Look through the lines below and extract any with the word "Alimentari".

Data excerpts
__________

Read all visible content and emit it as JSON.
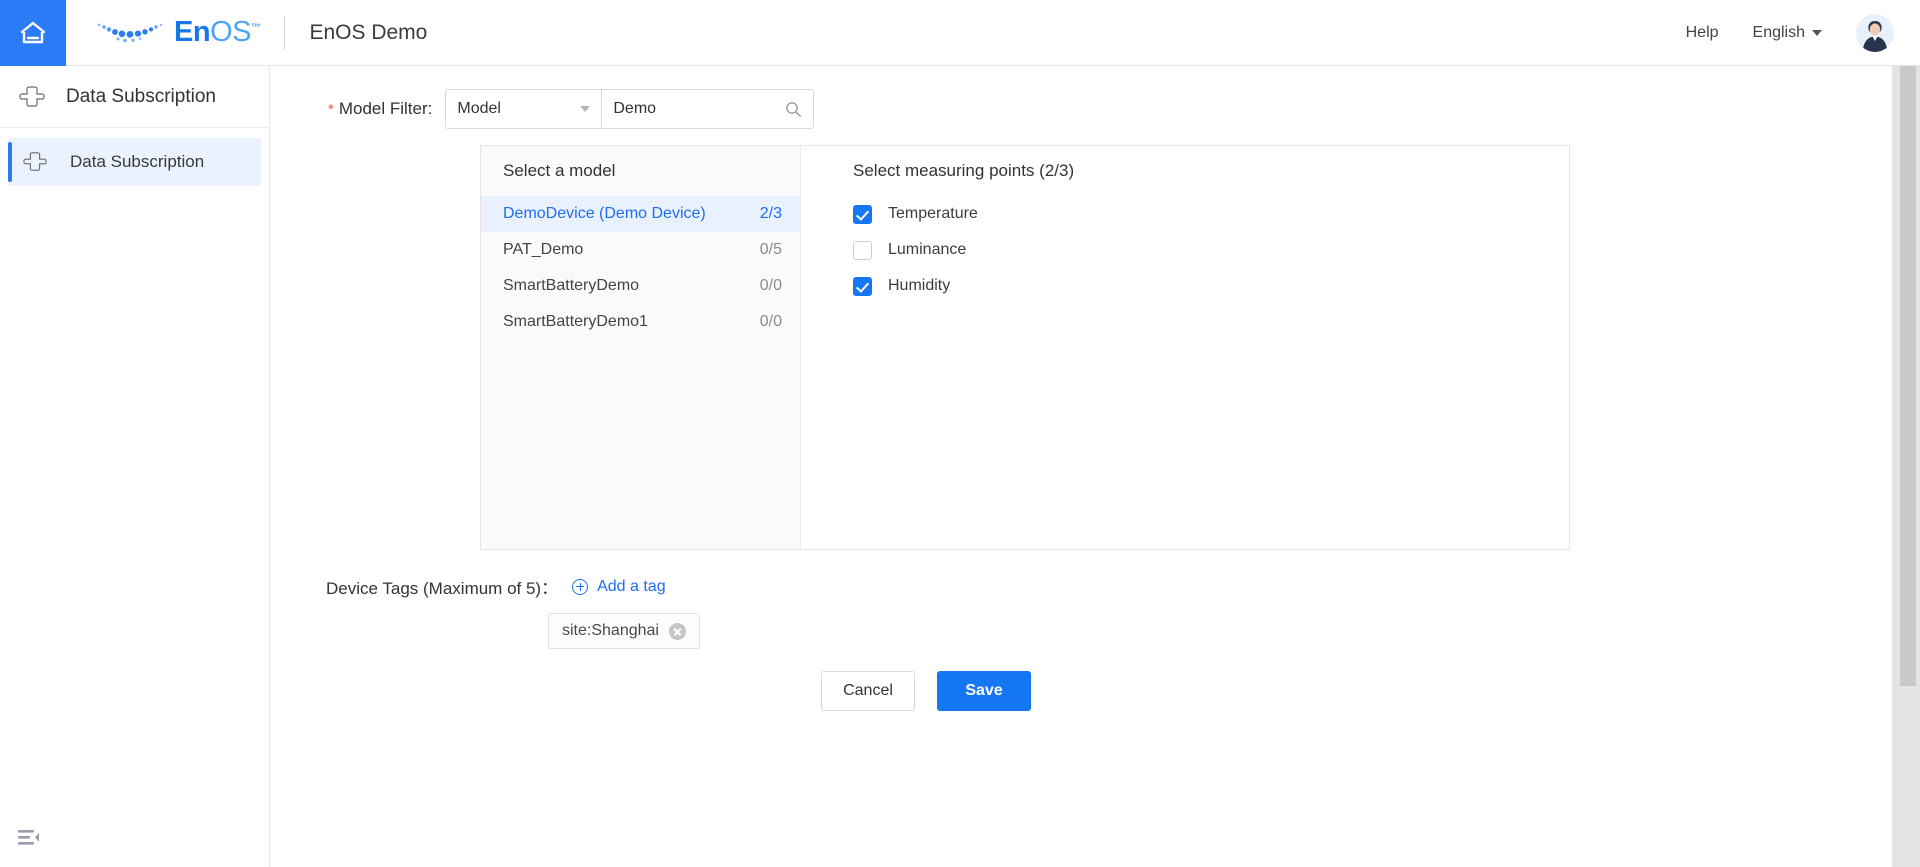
{
  "header": {
    "home_icon": "home-icon",
    "logo_en": "En",
    "logo_os": "OS",
    "logo_tm": "™",
    "app_title": "EnOS Demo",
    "help_label": "Help",
    "language_label": "English",
    "avatar_icon": "user-avatar"
  },
  "sidebar": {
    "section_title": "Data Subscription",
    "items": [
      {
        "label": "Data Subscription",
        "icon": "subscription-icon",
        "active": true
      }
    ],
    "collapse_icon": "collapse-menu-icon"
  },
  "filter": {
    "required_marker": "*",
    "label": "Model Filter:",
    "select_value": "Model",
    "select_options": [
      "Model"
    ],
    "search_value": "Demo",
    "search_placeholder": "",
    "search_icon": "search-icon"
  },
  "model_panel": {
    "header": "Select a model",
    "rows": [
      {
        "name": "DemoDevice (Demo Device)",
        "count": "2/3",
        "selected": true
      },
      {
        "name": "PAT_Demo",
        "count": "0/5",
        "selected": false
      },
      {
        "name": "SmartBatteryDemo",
        "count": "0/0",
        "selected": false
      },
      {
        "name": "SmartBatteryDemo1",
        "count": "0/0",
        "selected": false
      }
    ]
  },
  "measuring_panel": {
    "header": "Select measuring points (2/3)",
    "points": [
      {
        "label": "Temperature",
        "checked": true
      },
      {
        "label": "Luminance",
        "checked": false
      },
      {
        "label": "Humidity",
        "checked": true
      }
    ]
  },
  "tags": {
    "label": "Device Tags (Maximum of 5)：",
    "add_label": "Add a tag",
    "add_icon": "plus-circle-icon",
    "chips": [
      {
        "text": "site:Shanghai",
        "remove_icon": "remove-tag-icon"
      }
    ]
  },
  "actions": {
    "cancel_label": "Cancel",
    "save_label": "Save"
  },
  "colors": {
    "brand_blue": "#1677f5",
    "home_blue": "#2a7cf6",
    "selected_row_bg": "#e9f1fe",
    "required_red": "#f5544c"
  }
}
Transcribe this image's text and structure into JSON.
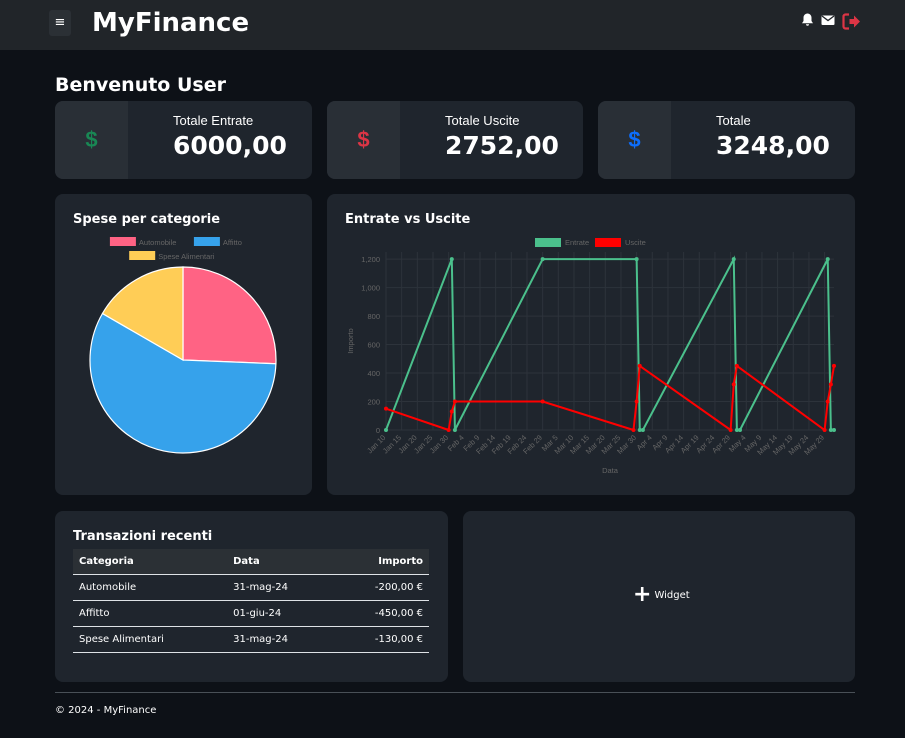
{
  "app": {
    "menu_glyph": "≡",
    "brand": "MyFinance"
  },
  "nav": {
    "icons": [
      "bell-icon",
      "envelope-icon",
      "logout-icon"
    ]
  },
  "welcome": "Benvenuto User",
  "stats": [
    {
      "label": "Totale Entrate",
      "value": "6000,00",
      "symbol": "$",
      "color": "#198754"
    },
    {
      "label": "Totale Uscite",
      "value": "2752,00",
      "symbol": "$",
      "color": "#dc3545"
    },
    {
      "label": "Totale",
      "value": "3248,00",
      "symbol": "$",
      "color": "#0d6efd"
    }
  ],
  "pie_card": {
    "title": "Spese per categorie"
  },
  "line_card": {
    "title": "Entrate vs Uscite"
  },
  "chart_data": [
    {
      "type": "pie",
      "legend_placement": "top",
      "categories": [
        "Automobile",
        "Affitto",
        "Spese Alimentari"
      ],
      "values": [
        200,
        450,
        130
      ],
      "colors": [
        "#ff6384",
        "#36a2eb",
        "#ffcd56"
      ]
    },
    {
      "type": "line",
      "legend_placement": "top",
      "xlabel": "Data",
      "ylabel": "Importo",
      "ylim": [
        0,
        1250
      ],
      "yticks": [
        "0",
        "200",
        "400",
        "600",
        "800",
        "1,000",
        "1,200"
      ],
      "xticks": [
        "Jan 10",
        "Jan 15",
        "Jan 20",
        "Jan 25",
        "Jan 30",
        "Feb 4",
        "Feb 9",
        "Feb 14",
        "Feb 19",
        "Feb 24",
        "Feb 29",
        "Mar 5",
        "Mar 10",
        "Mar 15",
        "Mar 20",
        "Mar 25",
        "Mar 30",
        "Apr 4",
        "Apr 9",
        "Apr 14",
        "Apr 19",
        "Apr 24",
        "Apr 29",
        "May 4",
        "May 9",
        "May 14",
        "May 19",
        "May 24",
        "May 29"
      ],
      "grid": true,
      "series": [
        {
          "name": "Entrate",
          "color": "#4bc08c",
          "points": [
            [
              "2024-01-10",
              0
            ],
            [
              "2024-01-31",
              1200
            ],
            [
              "2024-02-01",
              0
            ],
            [
              "2024-02-29",
              1200
            ],
            [
              "2024-03-30",
              1200
            ],
            [
              "2024-03-31",
              0
            ],
            [
              "2024-04-01",
              0
            ],
            [
              "2024-04-30",
              1200
            ],
            [
              "2024-05-01",
              0
            ],
            [
              "2024-05-02",
              0
            ],
            [
              "2024-05-30",
              1200
            ],
            [
              "2024-05-31",
              0
            ],
            [
              "2024-06-01",
              0
            ]
          ]
        },
        {
          "name": "Uscite",
          "color": "#ff0000",
          "points": [
            [
              "2024-01-10",
              150
            ],
            [
              "2024-01-30",
              0
            ],
            [
              "2024-01-31",
              130
            ],
            [
              "2024-02-01",
              200
            ],
            [
              "2024-02-29",
              200
            ],
            [
              "2024-03-29",
              0
            ],
            [
              "2024-03-30",
              200
            ],
            [
              "2024-03-31",
              450
            ],
            [
              "2024-04-29",
              0
            ],
            [
              "2024-04-30",
              320
            ],
            [
              "2024-05-01",
              450
            ],
            [
              "2024-05-29",
              0
            ],
            [
              "2024-05-30",
              200
            ],
            [
              "2024-05-31",
              320
            ],
            [
              "2024-06-01",
              450
            ]
          ]
        }
      ]
    }
  ],
  "transactions": {
    "title": "Transazioni recenti",
    "headers": [
      "Categoria",
      "Data",
      "Importo"
    ],
    "rows": [
      [
        "Automobile",
        "31-mag-24",
        "-200,00 €"
      ],
      [
        "Affitto",
        "01-giu-24",
        "-450,00 €"
      ],
      [
        "Spese Alimentari",
        "31-mag-24",
        "-130,00 €"
      ]
    ]
  },
  "widget": {
    "label": "Widget"
  },
  "footer": "© 2024 - MyFinance"
}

__________

(Task output)
        "Spese Alimentari"
        "Spese Alimentari",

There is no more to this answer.